**Written request:** Output every record word for word.

**Records supplied:**
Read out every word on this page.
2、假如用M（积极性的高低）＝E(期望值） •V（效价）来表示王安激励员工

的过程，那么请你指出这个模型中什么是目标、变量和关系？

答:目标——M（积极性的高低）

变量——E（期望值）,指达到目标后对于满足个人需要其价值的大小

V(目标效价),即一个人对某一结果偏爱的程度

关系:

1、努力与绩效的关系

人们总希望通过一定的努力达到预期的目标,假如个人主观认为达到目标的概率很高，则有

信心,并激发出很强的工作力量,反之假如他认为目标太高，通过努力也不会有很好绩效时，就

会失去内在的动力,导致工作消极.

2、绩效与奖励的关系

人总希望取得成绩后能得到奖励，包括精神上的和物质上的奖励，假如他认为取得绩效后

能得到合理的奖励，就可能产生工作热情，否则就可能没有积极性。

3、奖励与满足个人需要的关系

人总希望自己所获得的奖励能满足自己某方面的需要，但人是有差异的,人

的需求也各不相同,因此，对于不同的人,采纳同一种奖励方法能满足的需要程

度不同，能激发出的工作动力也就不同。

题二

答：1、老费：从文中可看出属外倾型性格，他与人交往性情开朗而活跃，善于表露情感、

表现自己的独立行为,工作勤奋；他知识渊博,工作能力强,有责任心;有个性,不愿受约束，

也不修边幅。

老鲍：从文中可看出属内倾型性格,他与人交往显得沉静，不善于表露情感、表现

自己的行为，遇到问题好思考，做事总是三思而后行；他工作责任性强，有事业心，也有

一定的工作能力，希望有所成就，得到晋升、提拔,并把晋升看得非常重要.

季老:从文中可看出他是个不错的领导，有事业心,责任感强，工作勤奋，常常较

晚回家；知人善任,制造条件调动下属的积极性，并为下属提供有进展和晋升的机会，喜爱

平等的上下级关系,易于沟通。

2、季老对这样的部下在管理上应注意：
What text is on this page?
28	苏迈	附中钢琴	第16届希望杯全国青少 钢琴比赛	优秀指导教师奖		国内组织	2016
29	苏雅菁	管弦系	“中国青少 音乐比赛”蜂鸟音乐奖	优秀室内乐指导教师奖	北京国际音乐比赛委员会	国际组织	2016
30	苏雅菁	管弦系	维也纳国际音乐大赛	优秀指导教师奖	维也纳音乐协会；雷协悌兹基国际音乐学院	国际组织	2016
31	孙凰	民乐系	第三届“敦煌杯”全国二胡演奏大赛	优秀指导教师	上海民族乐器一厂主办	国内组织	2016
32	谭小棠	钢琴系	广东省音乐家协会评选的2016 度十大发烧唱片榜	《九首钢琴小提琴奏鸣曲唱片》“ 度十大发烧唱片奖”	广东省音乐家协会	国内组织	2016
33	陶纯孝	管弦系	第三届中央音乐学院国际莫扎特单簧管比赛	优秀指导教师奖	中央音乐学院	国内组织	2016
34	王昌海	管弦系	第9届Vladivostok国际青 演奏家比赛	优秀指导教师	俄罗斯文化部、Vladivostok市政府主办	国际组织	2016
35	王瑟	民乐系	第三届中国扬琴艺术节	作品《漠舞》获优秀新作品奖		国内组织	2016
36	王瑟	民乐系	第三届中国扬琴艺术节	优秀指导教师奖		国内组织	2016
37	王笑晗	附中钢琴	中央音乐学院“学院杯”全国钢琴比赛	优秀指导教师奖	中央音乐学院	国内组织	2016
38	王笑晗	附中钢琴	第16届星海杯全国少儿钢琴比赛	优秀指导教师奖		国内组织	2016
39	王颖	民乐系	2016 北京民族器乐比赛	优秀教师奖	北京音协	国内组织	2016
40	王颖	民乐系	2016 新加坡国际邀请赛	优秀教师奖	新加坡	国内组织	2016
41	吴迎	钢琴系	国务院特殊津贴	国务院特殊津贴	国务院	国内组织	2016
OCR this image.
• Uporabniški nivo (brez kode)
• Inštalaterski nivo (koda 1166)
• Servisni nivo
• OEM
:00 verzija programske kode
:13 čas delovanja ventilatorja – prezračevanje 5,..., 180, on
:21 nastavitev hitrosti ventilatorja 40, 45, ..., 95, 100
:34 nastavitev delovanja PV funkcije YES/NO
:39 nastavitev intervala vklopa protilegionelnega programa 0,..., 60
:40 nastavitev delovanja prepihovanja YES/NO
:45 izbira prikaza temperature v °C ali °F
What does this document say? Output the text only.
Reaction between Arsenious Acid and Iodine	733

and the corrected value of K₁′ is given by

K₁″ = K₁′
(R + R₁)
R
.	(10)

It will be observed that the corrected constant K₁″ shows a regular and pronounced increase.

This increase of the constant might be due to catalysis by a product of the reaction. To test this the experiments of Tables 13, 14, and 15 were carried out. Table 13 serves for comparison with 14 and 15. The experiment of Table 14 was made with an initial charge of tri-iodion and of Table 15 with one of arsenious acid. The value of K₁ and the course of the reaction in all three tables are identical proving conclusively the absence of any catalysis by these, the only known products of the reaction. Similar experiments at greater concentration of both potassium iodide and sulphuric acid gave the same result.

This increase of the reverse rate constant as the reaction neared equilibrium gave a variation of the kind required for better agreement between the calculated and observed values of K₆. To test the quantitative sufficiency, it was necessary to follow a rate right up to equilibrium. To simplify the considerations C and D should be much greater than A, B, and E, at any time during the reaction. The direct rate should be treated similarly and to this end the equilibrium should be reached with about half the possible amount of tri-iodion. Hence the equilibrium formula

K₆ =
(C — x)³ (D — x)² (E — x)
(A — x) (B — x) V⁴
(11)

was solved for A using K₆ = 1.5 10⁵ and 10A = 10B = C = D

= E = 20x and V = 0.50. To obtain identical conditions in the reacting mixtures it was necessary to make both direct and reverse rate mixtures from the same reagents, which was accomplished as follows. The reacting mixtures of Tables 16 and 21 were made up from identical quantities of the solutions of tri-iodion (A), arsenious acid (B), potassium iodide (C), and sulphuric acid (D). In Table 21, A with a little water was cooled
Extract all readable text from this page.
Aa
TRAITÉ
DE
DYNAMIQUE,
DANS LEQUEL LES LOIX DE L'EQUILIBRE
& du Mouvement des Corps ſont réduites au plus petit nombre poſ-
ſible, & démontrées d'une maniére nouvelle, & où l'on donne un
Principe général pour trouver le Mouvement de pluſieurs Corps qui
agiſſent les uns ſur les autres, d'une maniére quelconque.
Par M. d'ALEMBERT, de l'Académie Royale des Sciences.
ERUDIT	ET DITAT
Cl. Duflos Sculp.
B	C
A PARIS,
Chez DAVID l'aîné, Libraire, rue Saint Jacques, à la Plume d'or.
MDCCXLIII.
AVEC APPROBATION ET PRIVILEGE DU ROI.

**Answer for the task:**
Read out every word on this page.
2、假如用M（积极性的高低）＝E(期望值） •V（效价）来表示王安激励员工

的过程，那么请你指出这个模型中什么是目标、变量和关系？

答:目标——M（积极性的高低）

变量——E（期望值）,指达到目标后对于满足个人需要其价值的大小

V(目标效价),即一个人对某一结果偏爱的程度

关系:

1、努力与绩效的关系

人们总希望通过一定的努力达到预期的目标,假如个人主观认为达到目标的概率很高，则有

信心,并激发出很强的工作力量,反之假如他认为目标太高，通过努力也不会有很好绩效时，就

会失去内在的动力,导致工作消极.

2、绩效与奖励的关系

人总希望取得成绩后能得到奖励，包括精神上的和物质上的奖励，假如他认为取得绩效后

能得到合理的奖励，就可能产生工作热情，否则就可能没有积极性。

3、奖励与满足个人需要的关系

人总希望自己所获得的奖励能满足自己某方面的需要，但人是有差异的,人

的需求也各不相同,因此，对于不同的人,采纳同一种奖励方法能满足的需要程

度不同，能激发出的工作动力也就不同。

题二

答：1、老费：从文中可看出属外倾型性格，他与人交往性情开朗而活跃，善于表露情感、

表现自己的独立行为,工作勤奋；他知识渊博,工作能力强,有责任心;有个性,不愿受约束，

也不修边幅。

老鲍：从文中可看出属内倾型性格,他与人交往显得沉静，不善于表露情感、表现

自己的行为，遇到问题好思考，做事总是三思而后行；他工作责任性强，有事业心，也有

一定的工作能力，希望有所成就，得到晋升、提拔,并把晋升看得非常重要.

季老:从文中可看出他是个不错的领导，有事业心,责任感强，工作勤奋，常常较

晚回家；知人善任,制造条件调动下属的积极性，并为下属提供有进展和晋升的机会，喜爱

平等的上下级关系,易于沟通。

2、季老对这样的部下在管理上应注意：
What text is on this page?
28	苏迈	附中钢琴	第16届希望杯全国青少 钢琴比赛	优秀指导教师奖		国内组织	2016
29	苏雅菁	管弦系	“中国青少 音乐比赛”蜂鸟音乐奖	优秀室内乐指导教师奖	北京国际音乐比赛委员会	国际组织	2016
30	苏雅菁	管弦系	维也纳国际音乐大赛	优秀指导教师奖	维也纳音乐协会；雷协悌兹基国际音乐学院	国际组织	2016
31	孙凰	民乐系	第三届“敦煌杯”全国二胡演奏大赛	优秀指导教师	上海民族乐器一厂主办	国内组织	2016
32	谭小棠	钢琴系	广东省音乐家协会评选的2016 度十大发烧唱片榜	《九首钢琴小提琴奏鸣曲唱片》“ 度十大发烧唱片奖”	广东省音乐家协会	国内组织	2016
33	陶纯孝	管弦系	第三届中央音乐学院国际莫扎特单簧管比赛	优秀指导教师奖	中央音乐学院	国内组织	2016
34	王昌海	管弦系	第9届Vladivostok国际青 演奏家比赛	优秀指导教师	俄罗斯文化部、Vladivostok市政府主办	国际组织	2016
35	王瑟	民乐系	第三届中国扬琴艺术节	作品《漠舞》获优秀新作品奖		国内组织	2016
36	王瑟	民乐系	第三届中国扬琴艺术节	优秀指导教师奖		国内组织	2016
37	王笑晗	附中钢琴	中央音乐学院“学院杯”全国钢琴比赛	优秀指导教师奖	中央音乐学院	国内组织	2016
38	王笑晗	附中钢琴	第16届星海杯全国少儿钢琴比赛	优秀指导教师奖		国内组织	2016
39	王颖	民乐系	2016 北京民族器乐比赛	优秀教师奖	北京音协	国内组织	2016
40	王颖	民乐系	2016 新加坡国际邀请赛	优秀教师奖	新加坡	国内组织	2016
41	吴迎	钢琴系	国务院特殊津贴	国务院特殊津贴	国务院	国内组织	2016
OCR this image.
• Uporabniški nivo (brez kode)
• Inštalaterski nivo (koda 1166)
• Servisni nivo
• OEM
:00 verzija programske kode
:13 čas delovanja ventilatorja – prezračevanje 5,..., 180, on
:21 nastavitev hitrosti ventilatorja 40, 45, ..., 95, 100
:34 nastavitev delovanja PV funkcije YES/NO
:39 nastavitev intervala vklopa protilegionelnega programa 0,..., 60
:40 nastavitev delovanja prepihovanja YES/NO
:45 izbira prikaza temperature v °C ali °F
What does this document say? Output the text only.
Reaction between Arsenious Acid and Iodine	733

and the corrected value of K₁′ is given by

K₁″ = K₁′
(R + R₁)
R
.	(10)

It will be observed that the corrected constant K₁″ shows a regular and pronounced increase.

This increase of the constant might be due to catalysis by a product of the reaction. To test this the experiments of Tables 13, 14, and 15 were carried out. Table 13 serves for comparison with 14 and 15. The experiment of Table 14 was made with an initial charge of tri-iodion and of Table 15 with one of arsenious acid. The value of K₁ and the course of the reaction in all three tables are identical proving conclusively the absence of any catalysis by these, the only known products of the reaction. Similar experiments at greater concentration of both potassium iodide and sulphuric acid gave the same result.

This increase of the reverse rate constant as the reaction neared equilibrium gave a variation of the kind required for better agreement between the calculated and observed values of K₆. To test the quantitative sufficiency, it was necessary to follow a rate right up to equilibrium. To simplify the considerations C and D should be much greater than A, B, and E, at any time during the reaction. The direct rate should be treated similarly and to this end the equilibrium should be reached with about half the possible amount of tri-iodion. Hence the equilibrium formula

K₆ =
(C — x)³ (D — x)² (E — x)
(A — x) (B — x) V⁴
(11)

was solved for A using K₆ = 1.5 10⁵ and 10A = 10B = C = D

= E = 20x and V = 0.50. To obtain identical conditions in the reacting mixtures it was necessary to make both direct and reverse rate mixtures from the same reagents, which was accomplished as follows. The reacting mixtures of Tables 16 and 21 were made up from identical quantities of the solutions of tri-iodion (A), arsenious acid (B), potassium iodide (C), and sulphuric acid (D). In Table 21, A with a little water was cooled
Extract all readable text from this page.
Aa
TRAITÉ
DE
DYNAMIQUE,
DANS LEQUEL LES LOIX DE L'EQUILIBRE
& du Mouvement des Corps ſont réduites au plus petit nombre poſ-
ſible, & démontrées d'une maniére nouvelle, & où l'on donne un
Principe général pour trouver le Mouvement de pluſieurs Corps qui
agiſſent les uns ſur les autres, d'une maniére quelconque.
Par M. d'ALEMBERT, de l'Académie Royale des Sciences.
ERUDIT	ET DITAT
Cl. Duflos Sculp.
B	C
A PARIS,
Chez DAVID l'aîné, Libraire, rue Saint Jacques, à la Plume d'or.
MDCCXLIII.
AVEC APPROBATION ET PRIVILEGE DU ROI.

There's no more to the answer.